● **To be done**
Each of the entries should be retyped precisely as it appears.

-- Start of Data supplied --

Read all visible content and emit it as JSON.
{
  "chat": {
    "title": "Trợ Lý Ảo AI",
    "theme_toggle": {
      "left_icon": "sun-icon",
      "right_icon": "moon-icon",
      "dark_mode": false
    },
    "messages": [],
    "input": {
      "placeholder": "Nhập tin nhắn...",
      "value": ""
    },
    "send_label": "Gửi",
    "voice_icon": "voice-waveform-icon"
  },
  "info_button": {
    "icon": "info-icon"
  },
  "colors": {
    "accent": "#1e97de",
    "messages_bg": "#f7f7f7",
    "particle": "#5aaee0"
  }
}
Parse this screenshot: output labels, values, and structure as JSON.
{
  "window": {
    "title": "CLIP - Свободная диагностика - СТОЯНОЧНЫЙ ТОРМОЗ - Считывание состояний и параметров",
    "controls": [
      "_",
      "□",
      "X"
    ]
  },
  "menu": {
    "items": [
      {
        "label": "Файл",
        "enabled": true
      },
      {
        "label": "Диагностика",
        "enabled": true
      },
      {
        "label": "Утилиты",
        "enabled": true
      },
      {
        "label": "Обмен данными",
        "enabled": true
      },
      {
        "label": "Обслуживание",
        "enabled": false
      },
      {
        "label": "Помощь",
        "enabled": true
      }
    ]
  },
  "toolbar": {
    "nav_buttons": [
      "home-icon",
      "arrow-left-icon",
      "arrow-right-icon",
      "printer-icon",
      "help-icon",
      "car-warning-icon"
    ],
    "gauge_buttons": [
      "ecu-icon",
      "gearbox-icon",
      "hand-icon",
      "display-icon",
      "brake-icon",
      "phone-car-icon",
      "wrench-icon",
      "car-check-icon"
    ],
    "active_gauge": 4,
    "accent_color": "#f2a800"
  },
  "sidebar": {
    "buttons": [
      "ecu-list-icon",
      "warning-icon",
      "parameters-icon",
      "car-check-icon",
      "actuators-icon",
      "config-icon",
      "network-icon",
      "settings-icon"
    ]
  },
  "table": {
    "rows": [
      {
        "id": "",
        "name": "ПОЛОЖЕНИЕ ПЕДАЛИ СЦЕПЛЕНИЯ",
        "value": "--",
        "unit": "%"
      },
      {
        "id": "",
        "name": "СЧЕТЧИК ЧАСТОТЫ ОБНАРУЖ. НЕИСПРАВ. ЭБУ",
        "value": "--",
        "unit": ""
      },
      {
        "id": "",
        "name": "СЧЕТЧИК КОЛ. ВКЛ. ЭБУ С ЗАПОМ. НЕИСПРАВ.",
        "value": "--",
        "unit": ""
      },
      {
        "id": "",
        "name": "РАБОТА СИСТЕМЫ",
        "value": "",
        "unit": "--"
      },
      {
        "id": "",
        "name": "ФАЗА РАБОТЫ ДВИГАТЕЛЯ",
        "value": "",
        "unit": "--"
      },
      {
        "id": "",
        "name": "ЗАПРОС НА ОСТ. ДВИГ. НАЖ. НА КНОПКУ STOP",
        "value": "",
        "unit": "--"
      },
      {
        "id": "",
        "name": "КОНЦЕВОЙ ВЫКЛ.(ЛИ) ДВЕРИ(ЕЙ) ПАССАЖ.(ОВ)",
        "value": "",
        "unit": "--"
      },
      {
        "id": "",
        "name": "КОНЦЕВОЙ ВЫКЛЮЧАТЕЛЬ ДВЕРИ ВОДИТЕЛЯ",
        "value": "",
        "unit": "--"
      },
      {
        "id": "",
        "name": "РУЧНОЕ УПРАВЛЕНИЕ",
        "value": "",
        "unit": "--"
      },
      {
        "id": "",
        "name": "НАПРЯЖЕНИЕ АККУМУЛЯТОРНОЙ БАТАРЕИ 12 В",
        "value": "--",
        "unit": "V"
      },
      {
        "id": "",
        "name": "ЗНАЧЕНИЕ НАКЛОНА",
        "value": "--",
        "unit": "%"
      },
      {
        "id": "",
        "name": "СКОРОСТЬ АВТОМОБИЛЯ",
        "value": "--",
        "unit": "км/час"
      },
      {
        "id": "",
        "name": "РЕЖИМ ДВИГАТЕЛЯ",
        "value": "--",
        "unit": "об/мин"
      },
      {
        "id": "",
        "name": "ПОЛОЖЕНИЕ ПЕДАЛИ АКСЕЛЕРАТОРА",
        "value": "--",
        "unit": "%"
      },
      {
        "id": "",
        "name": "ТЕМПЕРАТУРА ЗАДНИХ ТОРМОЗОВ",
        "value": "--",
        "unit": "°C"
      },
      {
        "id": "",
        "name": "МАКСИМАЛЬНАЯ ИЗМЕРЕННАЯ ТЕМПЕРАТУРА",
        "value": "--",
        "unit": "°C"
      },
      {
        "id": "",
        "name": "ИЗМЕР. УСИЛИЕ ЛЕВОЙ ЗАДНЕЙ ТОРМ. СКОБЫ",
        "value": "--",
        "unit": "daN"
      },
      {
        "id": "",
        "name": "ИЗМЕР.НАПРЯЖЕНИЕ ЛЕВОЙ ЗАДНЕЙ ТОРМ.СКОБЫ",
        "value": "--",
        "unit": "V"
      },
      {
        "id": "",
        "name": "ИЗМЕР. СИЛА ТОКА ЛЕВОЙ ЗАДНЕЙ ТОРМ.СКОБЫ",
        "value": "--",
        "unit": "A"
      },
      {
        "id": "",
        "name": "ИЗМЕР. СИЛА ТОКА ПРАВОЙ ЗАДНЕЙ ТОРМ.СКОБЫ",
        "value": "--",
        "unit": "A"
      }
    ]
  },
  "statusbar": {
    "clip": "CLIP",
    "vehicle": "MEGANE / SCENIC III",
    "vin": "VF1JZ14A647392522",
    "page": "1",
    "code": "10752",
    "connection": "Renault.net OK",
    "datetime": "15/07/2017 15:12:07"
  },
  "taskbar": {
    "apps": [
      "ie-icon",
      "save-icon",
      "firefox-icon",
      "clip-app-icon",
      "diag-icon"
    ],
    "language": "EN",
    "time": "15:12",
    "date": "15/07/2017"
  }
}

-- End of Data supplied --

● **The completed task**
Read all visible content and emit it as JSON.
{
  "chat": {
    "title": "Trợ Lý Ảo AI",
    "theme_toggle": {
      "left_icon": "sun-icon",
      "right_icon": "moon-icon",
      "dark_mode": false
    },
    "messages": [],
    "input": {
      "placeholder": "Nhập tin nhắn...",
      "value": ""
    },
    "send_label": "Gửi",
    "voice_icon": "voice-waveform-icon"
  },
  "info_button": {
    "icon": "info-icon"
  },
  "colors": {
    "accent": "#1e97de",
    "messages_bg": "#f7f7f7",
    "particle": "#5aaee0"
  }
}
Parse this screenshot: output labels, values, and structure as JSON.
{
  "window": {
    "title": "CLIP - Свободная диагностика - СТОЯНОЧНЫЙ ТОРМОЗ - Считывание состояний и параметров",
    "controls": [
      "_",
      "□",
      "X"
    ]
  },
  "menu": {
    "items": [
      {
        "label": "Файл",
        "enabled": true
      },
      {
        "label": "Диагностика",
        "enabled": true
      },
      {
        "label": "Утилиты",
        "enabled": true
      },
      {
        "label": "Обмен данными",
        "enabled": true
      },
      {
        "label": "Обслуживание",
        "enabled": false
      },
      {
        "label": "Помощь",
        "enabled": true
      }
    ]
  },
  "toolbar": {
    "nav_buttons": [
      "home-icon",
      "arrow-left-icon",
      "arrow-right-icon",
      "printer-icon",
      "help-icon",
      "car-warning-icon"
    ],
    "gauge_buttons": [
      "ecu-icon",
      "gearbox-icon",
      "hand-icon",
      "display-icon",
      "brake-icon",
      "phone-car-icon",
      "wrench-icon",
      "car-check-icon"
    ],
    "active_gauge": 4,
    "accent_color": "#f2a800"
  },
  "sidebar": {
    "buttons": [
      "ecu-list-icon",
      "warning-icon",
      "parameters-icon",
      "car-check-icon",
      "actuators-icon",
      "config-icon",
      "network-icon",
      "settings-icon"
    ]
  },
  "table": {
    "rows": [
      {
        "id": "",
        "name": "ПОЛОЖЕНИЕ ПЕДАЛИ СЦЕПЛЕНИЯ",
        "value": "--",
        "unit": "%"
      },
      {
        "id": "",
        "name": "СЧЕТЧИК ЧАСТОТЫ ОБНАРУЖ. НЕИСПРАВ. ЭБУ",
        "value": "--",
        "unit": ""
      },
      {
        "id": "",
        "name": "СЧЕТЧИК КОЛ. ВКЛ. ЭБУ С ЗАПОМ. НЕИСПРАВ.",
        "value": "--",
        "unit": ""
      },
      {
        "id": "",
        "name": "РАБОТА СИСТЕМЫ",
        "value": "",
        "unit": "--"
      },
      {
        "id": "",
        "name": "ФАЗА РАБОТЫ ДВИГАТЕЛЯ",
        "value": "",
        "unit": "--"
      },
      {
        "id": "",
        "name": "ЗАПРОС НА ОСТ. ДВИГ. НАЖ. НА КНОПКУ STOP",
        "value": "",
        "unit": "--"
      },
      {
        "id": "",
        "name": "КОНЦЕВОЙ ВЫКЛ.(ЛИ) ДВЕРИ(ЕЙ) ПАССАЖ.(ОВ)",
        "value": "",
        "unit": "--"
      },
      {
        "id": "",
        "name": "КОНЦЕВОЙ ВЫКЛЮЧАТЕЛЬ ДВЕРИ ВОДИТЕЛЯ",
        "value": "",
        "unit": "--"
      },
      {
        "id": "",
        "name": "РУЧНОЕ УПРАВЛЕНИЕ",
        "value": "",
        "unit": "--"
      },
      {
        "id": "",
        "name": "НАПРЯЖЕНИЕ АККУМУЛЯТОРНОЙ БАТАРЕИ 12 В",
        "value": "--",
        "unit": "V"
      },
      {
        "id": "",
        "name": "ЗНАЧЕНИЕ НАКЛОНА",
        "value": "--",
        "unit": "%"
      },
      {
        "id": "",
        "name": "СКОРОСТЬ АВТОМОБИЛЯ",
        "value": "--",
        "unit": "км/час"
      },
      {
        "id": "",
        "name": "РЕЖИМ ДВИГАТЕЛЯ",
        "value": "--",
        "unit": "об/мин"
      },
      {
        "id": "",
        "name": "ПОЛОЖЕНИЕ ПЕДАЛИ АКСЕЛЕРАТОРА",
        "value": "--",
        "unit": "%"
      },
      {
        "id": "",
        "name": "ТЕМПЕРАТУРА ЗАДНИХ ТОРМОЗОВ",
        "value": "--",
        "unit": "°C"
      },
      {
        "id": "",
        "name": "МАКСИМАЛЬНАЯ ИЗМЕРЕННАЯ ТЕМПЕРАТУРА",
        "value": "--",
        "unit": "°C"
      },
      {
        "id": "",
        "name": "ИЗМЕР. УСИЛИЕ ЛЕВОЙ ЗАДНЕЙ ТОРМ. СКОБЫ",
        "value": "--",
        "unit": "daN"
      },
      {
        "id": "",
        "name": "ИЗМЕР.НАПРЯЖЕНИЕ ЛЕВОЙ ЗАДНЕЙ ТОРМ.СКОБЫ",
        "value": "--",
        "unit": "V"
      },
      {
        "id": "",
        "name": "ИЗМЕР. СИЛА ТОКА ЛЕВОЙ ЗАДНЕЙ ТОРМ.СКОБЫ",
        "value": "--",
        "unit": "A"
      },
      {
        "id": "",
        "name": "ИЗМЕР. СИЛА ТОКА ПРАВОЙ ЗАДНЕЙ ТОРМ.СКОБЫ",
        "value": "--",
        "unit": "A"
      }
    ]
  },
  "statusbar": {
    "clip": "CLIP",
    "vehicle": "MEGANE / SCENIC III",
    "vin": "VF1JZ14A647392522",
    "page": "1",
    "code": "10752",
    "connection": "Renault.net OK",
    "datetime": "15/07/2017 15:12:07"
  },
  "taskbar": {
    "apps": [
      "ie-icon",
      "save-icon",
      "firefox-icon",
      "clip-app-icon",
      "diag-icon"
    ],
    "language": "EN",
    "time": "15:12",
    "date": "15/07/2017"
  }
}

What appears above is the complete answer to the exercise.